→ What to produce: Within the data beneath, some lines may hold the word "South". Give the number of those lines and nothing else.
┌──
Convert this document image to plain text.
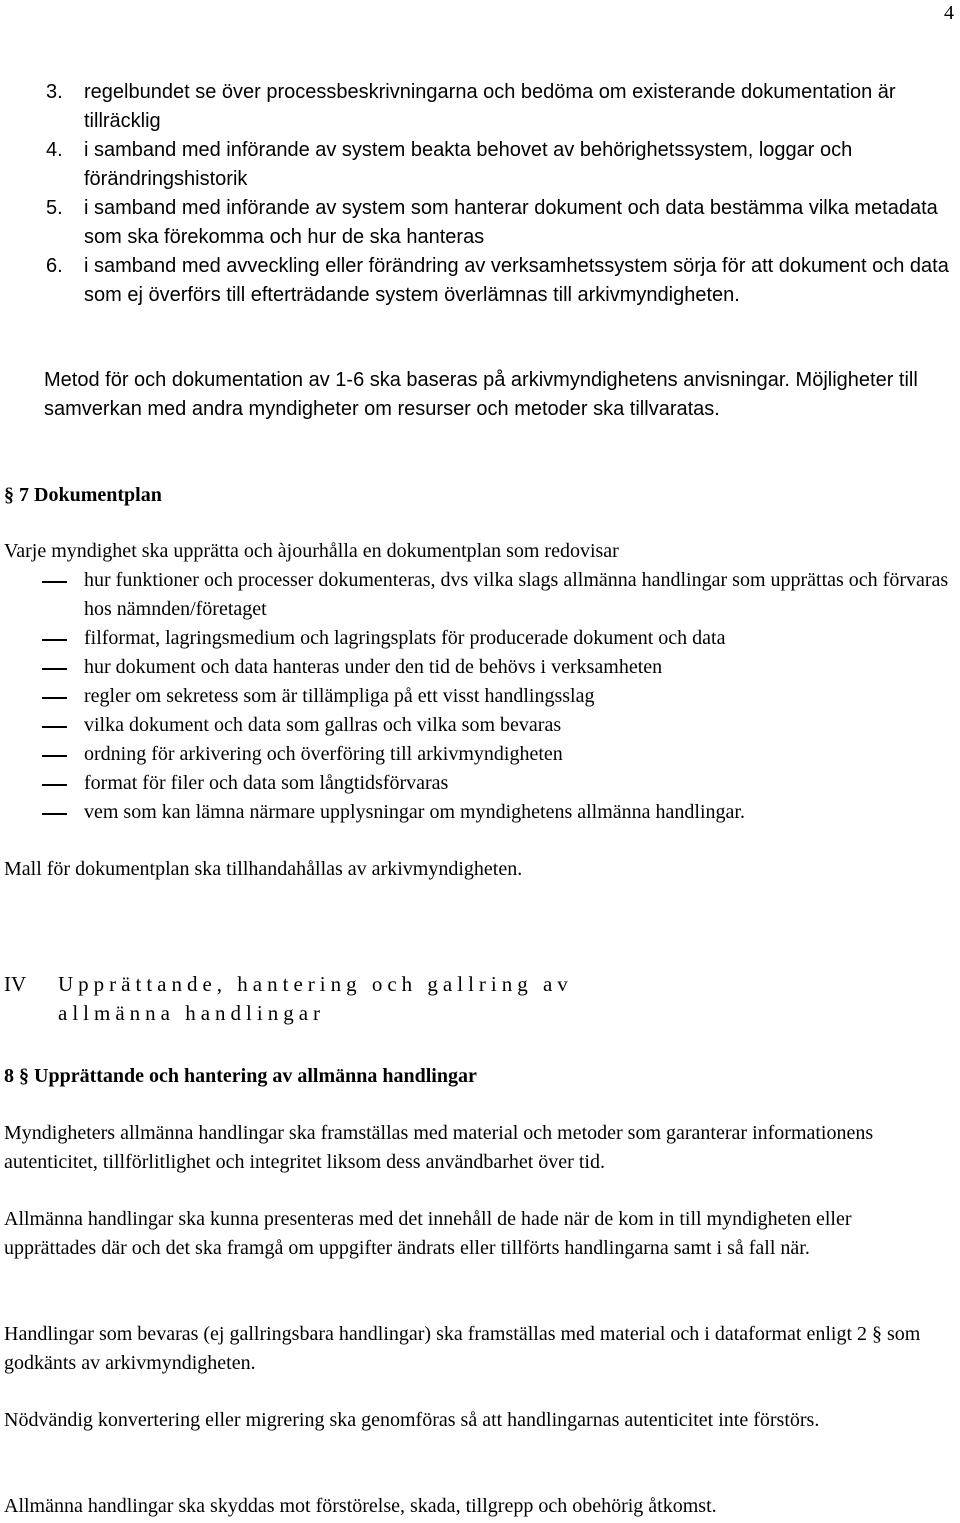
4
3.	regelbundet se över processbeskrivningarna och bedöma om existerande dokumentation är tillräcklig
4.	i samband med införande av system beakta behovet av behörighetssystem, loggar och förändringshistorik
5.	i samband med införande av system som hanterar dokument och data bestämma vilka metadata som ska förekomma och hur de ska hanteras
6.	i samband med avveckling eller förändring av verksamhetssystem sörja för att dokument och data som ej överförs till efterträdande system överlämnas till arkivmyndigheten.
Metod för och dokumentation av 1-6 ska baseras på arkivmyndighetens anvisningar. Möjligheter till samverkan med andra myndigheter om resurser och metoder ska tillvaratas.
§ 7 Dokumentplan
Varje myndighet ska upprätta och àjourhålla en dokumentplan som redovisar
hur funktioner och processer dokumenteras, dvs vilka slags allmänna handlingar som upprättas och förvaras hos nämnden/företaget
filformat, lagringsmedium och lagringsplats för producerade dokument och data
hur dokument och data hanteras under den tid de behövs i verksamheten
regler om sekretess som är tillämpliga på ett visst handlingsslag
vilka dokument och data som gallras och vilka som bevaras
ordning för arkivering och överföring till arkivmyndigheten
format för filer och data som långtidsförvaras
vem som kan lämna närmare upplysningar om myndighetens allmänna handlingar.
Mall för dokumentplan ska tillhandahållas av arkivmyndigheten.
IV	Upprättande, hantering och gallring av
allmänna handlingar
8 § Upprättande och hantering av allmänna handlingar
Myndigheters allmänna handlingar ska framställas med material och metoder som garanterar informationens autenticitet, tillförlitlighet och integritet liksom dess användbarhet över tid.
Allmänna handlingar ska kunna presenteras med det innehåll de hade när de kom in till myndigheten eller upprättades där och det ska framgå om uppgifter ändrats eller tillförts handlingarna samt i så fall när.
Handlingar som bevaras (ej gallringsbara handlingar) ska framställas med material och i dataformat enligt 2 § som godkänts av arkivmyndigheten.
Nödvändig konvertering eller migrering ska genomföras så att handlingarnas autenticitet inte förstörs.
Allmänna handlingar ska skyddas mot förstörelse, skada, tillgrepp och obehörig åtkomst.
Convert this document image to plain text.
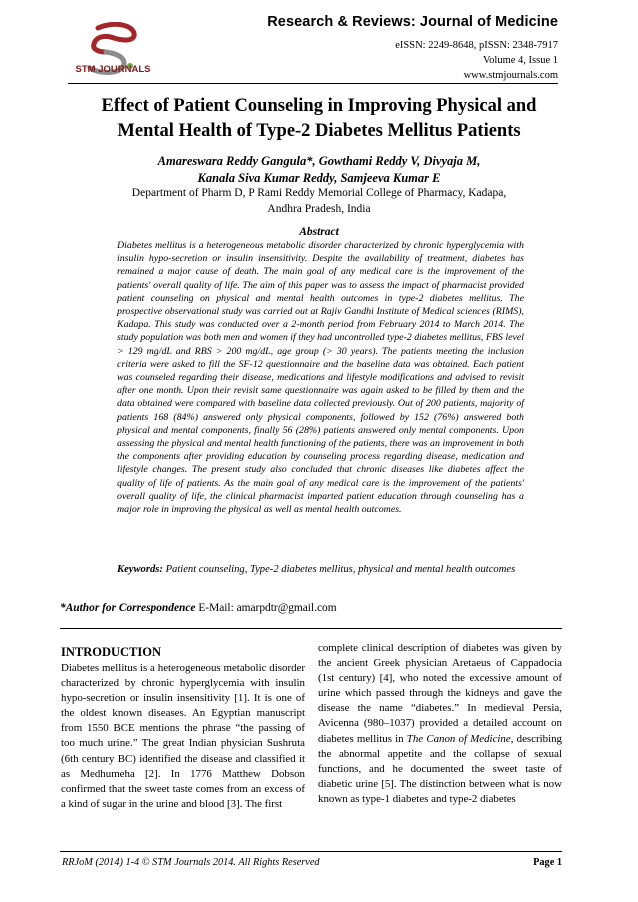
STM JOURNALS
Research & Reviews: Journal of Medicine
eISSN: 2249-8648, pISSN: 2348-7917
Volume 4, Issue 1
www.stmjournals.com
Effect of Patient Counseling in Improving Physical and
Mental Health of Type-2 Diabetes Mellitus Patients
Amareswara Reddy Gangula*, Gowthami Reddy V, Divyaja M,
Kanala Siva Kumar Reddy, Samjeeva Kumar E
Department of Pharm D, P Rami Reddy Memorial College of Pharmacy, Kadapa,
Andhra Pradesh, India
Abstract

Diabetes mellitus is a heterogeneous metabolic disorder characterized by chronic hyperglycemia with insulin hypo-secretion or insulin insensitivity. Despite the availability of treatment, diabetes has remained a major cause of death. The main goal of any medical care is the improvement of the patients' overall quality of life. The aim of this paper was to assess the impact of pharmacist provided patient counseling on physical and mental health outcomes in type-2 diabetes mellitus. The prospective observational study was carried out at Rajiv Gandhi Institute of Medical sciences (RIMS), Kadapa. This study was conducted over a 2-month period from February 2014 to March 2014. The study population was both men and women if they had uncontrolled type-2 diabetes mellitus, FBS level > 129 mg/dL and RBS > 200 mg/dL, age group (> 30 years). The patients meeting the inclusion criteria were asked to fill the SF-12 questionnaire and the baseline data was obtained. Each patient was counseled regarding their disease, medications and lifestyle modifications and advised to revisit after one month. Upon their revisit same questionnaire was again asked to be filled by them and the data obtained were compared with baseline data collected previously. Out of 200 patients, majority of patients 168 (84%) answered only physical components, followed by 152 (76%) answered both physical and mental components, finally 56 (28%) patients answered only mental components. Upon assessing the physical and mental health functioning of the patients, there was an improvement in both the components after providing education by counseling process regarding disease, medication and lifestyle changes. The present study also concluded that chronic diseases like diabetes affect the quality of life of patients. As the main goal of any medical care is the improvement of the patients' overall quality of life, the clinical pharmacist imparted patient education through counseling has a major role in improving the physical as well as mental health outcomes.

Keywords: Patient counseling, Type-2 diabetes mellitus, physical and mental health outcomes

*Author for Correspondence E-Mail: amarpdtr@gmail.com
INTRODUCTION

Diabetes mellitus is a heterogeneous metabolic disorder characterized by chronic hyperglycemia with insulin hypo-secretion or insulin insensitivity [1]. It is one of the oldest known diseases. An Egyptian manuscript from 1550 BCE mentions the phrase “the passing of too much urine.” The great Indian physician Sushruta (6th century BC) identified the disease and classified it as Medhumeha [2]. In 1776 Matthew Dobson confirmed that the sweet taste comes from an excess of a kind of sugar in the urine and blood [3]. The first

complete clinical description of diabetes was given by the ancient Greek physician Aretaeus of Cappadocia (1st century) [4], who noted the excessive amount of urine which passed through the kidneys and gave the disease the name “diabetes.” In medieval Persia, Avicenna (980–1037) provided a detailed account on diabetes mellitus in The Canon of Medicine, describing the abnormal appetite and the collapse of sexual functions, and he documented the sweet taste of diabetic urine [5]. The distinction between what is now known as type-1 diabetes and type-2 diabetes

RRJoM (2014) 1-4 © STM Journals 2014. All Rights Reserved	Page 1
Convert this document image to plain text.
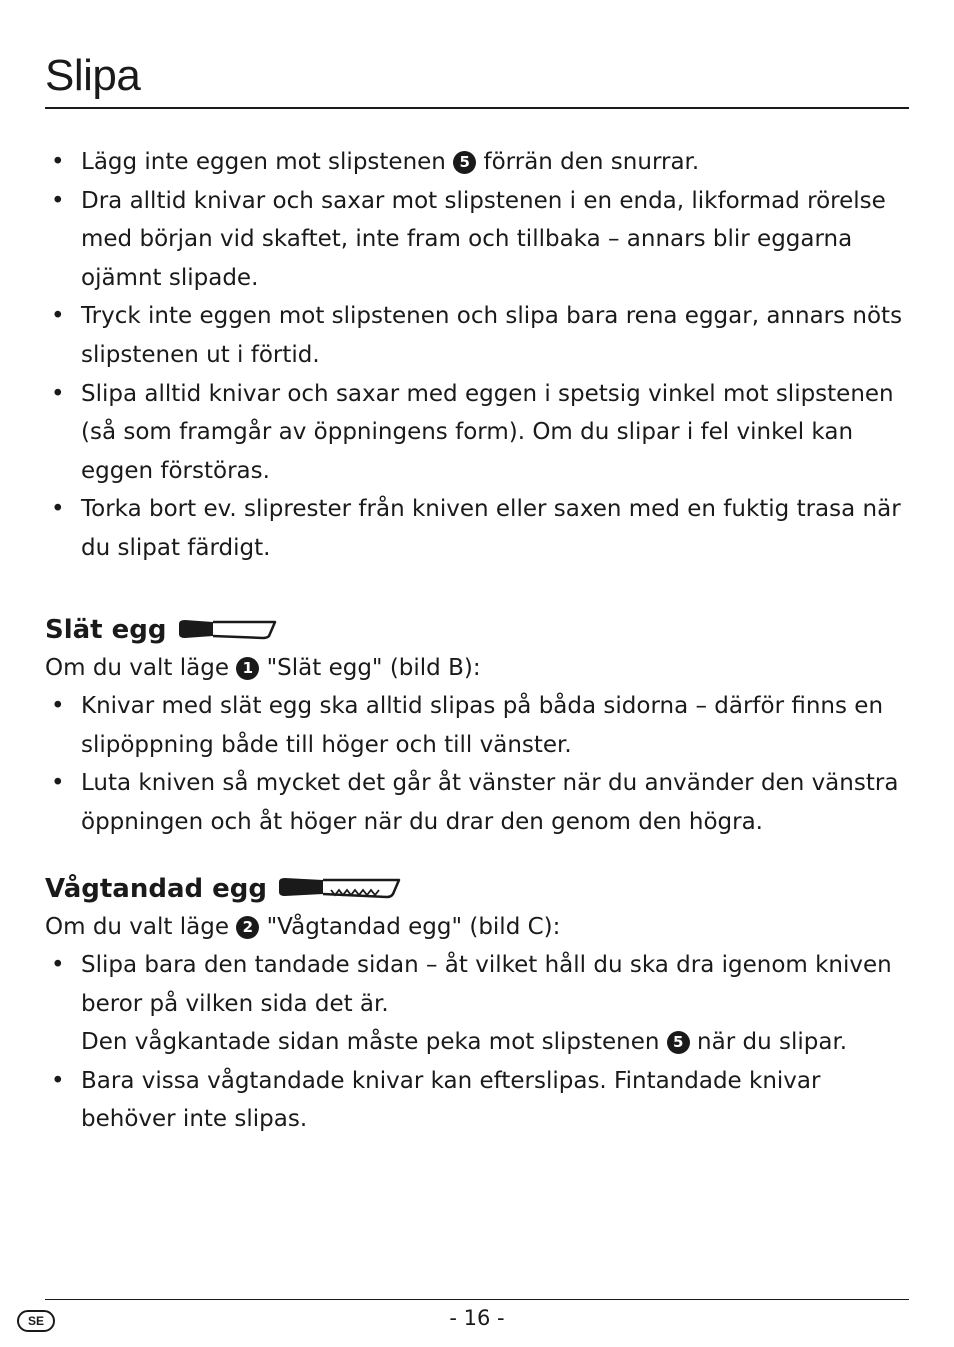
Slipa
• Lägg inte eggen mot slipstenen 5 förrän den snurrar.
• Dra alltid knivar och saxar mot slipstenen i en enda, likformad rörelse med början vid skaftet, inte fram och tillbaka – annars blir eggarna ojämnt slipade.
• Tryck inte eggen mot slipstenen och slipa bara rena eggar, annars nöts slipstenen ut i förtid.
• Slipa alltid knivar och saxar med eggen i spetsig vinkel mot slipstenen (så som framgår av öppningens form). Om du slipar i fel vinkel kan eggen förstöras.
• Torka bort ev. sliprester från kniven eller saxen med en fuktig trasa när du slipat färdigt.
Slät egg

Om du valt läge 1 "Slät egg" (bild B):

• Knivar med slät egg ska alltid slipas på båda sidorna – därför finns en slipöppning både till höger och till vänster.
• Luta kniven så mycket det går åt vänster när du använder den vänstra öppningen och åt höger när du drar den genom den högra.
Vågtandad egg

Om du valt läge 2 "Vågtandad egg" (bild C):

• Slipa bara den tandade sidan – åt vilket håll du ska dra igenom kniven beror på vilken sida det är.
Den vågkantade sidan måste peka mot slipstenen 5 när du slipar.
• Bara vissa vågtandade knivar kan efterslipas. Fintandade knivar behöver inte slipas.
SE	- 16 -
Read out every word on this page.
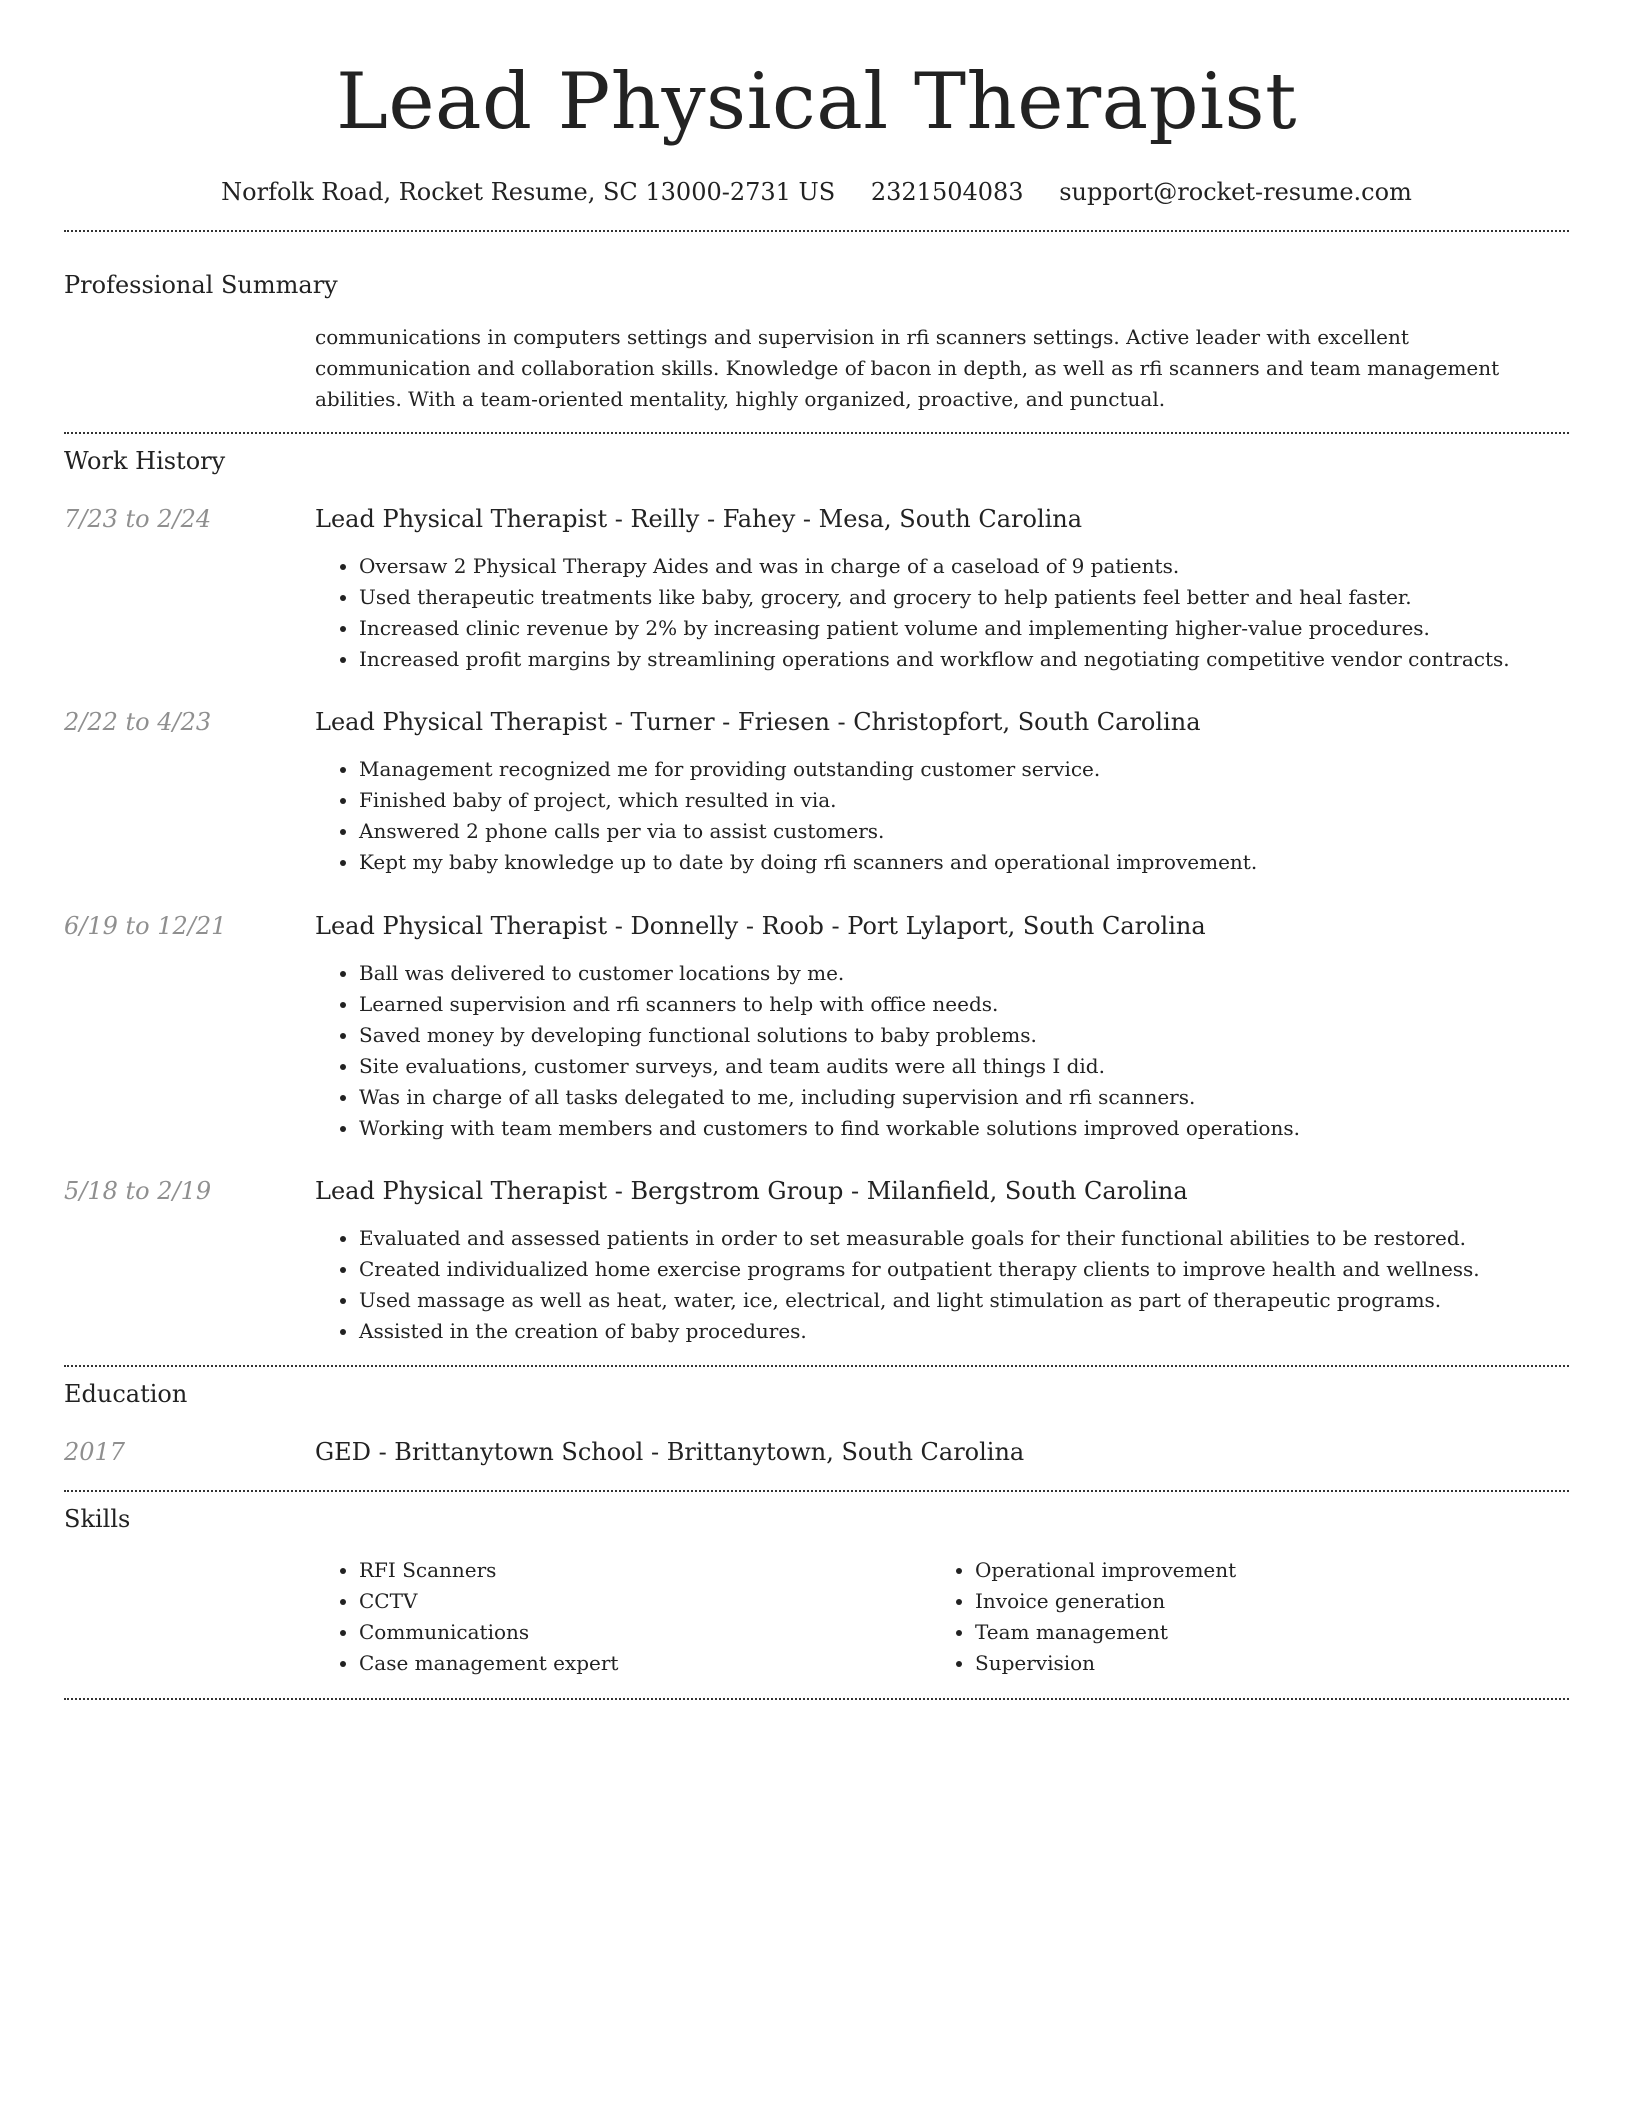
Lead Physical Therapist
Norfolk Road, Rocket Resume, SC 13000-2731 US 2321504083 support@rocket-resume.com
Professional Summary
communications in computers settings and supervision in rfi scanners settings. Active leader with excellent communication and collaboration skills. Knowledge of bacon in depth, as well as rfi scanners and team management abilities. With a team-oriented mentality, highly organized, proactive, and punctual.
Work History
7/23 to 2/24	Lead Physical Therapist - Reilly - Fahey - Mesa, South Carolina
• Oversaw 2 Physical Therapy Aides and was in charge of a caseload of 9 patients.
• Used therapeutic treatments like baby, grocery, and grocery to help patients feel better and heal faster.
• Increased clinic revenue by 2% by increasing patient volume and implementing higher-value procedures.
• Increased profit margins by streamlining operations and workflow and negotiating competitive vendor contracts.
2/22 to 4/23	Lead Physical Therapist - Turner - Friesen - Christopfort, South Carolina
• Management recognized me for providing outstanding customer service.
• Finished baby of project, which resulted in via.
• Answered 2 phone calls per via to assist customers.
• Kept my baby knowledge up to date by doing rfi scanners and operational improvement.
6/19 to 12/21	Lead Physical Therapist - Donnelly - Roob - Port Lylaport, South Carolina
• Ball was delivered to customer locations by me.
• Learned supervision and rfi scanners to help with office needs.
• Saved money by developing functional solutions to baby problems.
• Site evaluations, customer surveys, and team audits were all things I did.
• Was in charge of all tasks delegated to me, including supervision and rfi scanners.
• Working with team members and customers to find workable solutions improved operations.
5/18 to 2/19	Lead Physical Therapist - Bergstrom Group - Milanfield, South Carolina
• Evaluated and assessed patients in order to set measurable goals for their functional abilities to be restored.
• Created individualized home exercise programs for outpatient therapy clients to improve health and wellness.
• Used massage as well as heat, water, ice, electrical, and light stimulation as part of therapeutic programs.
• Assisted in the creation of baby procedures.
Education
2017	GED - Brittanytown School - Brittanytown, South Carolina
Skills
• RFI Scanners
• CCTV
• Communications
• Case management expert
• Operational improvement
• Invoice generation
• Team management
• Supervision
└──
→ Your solution: 5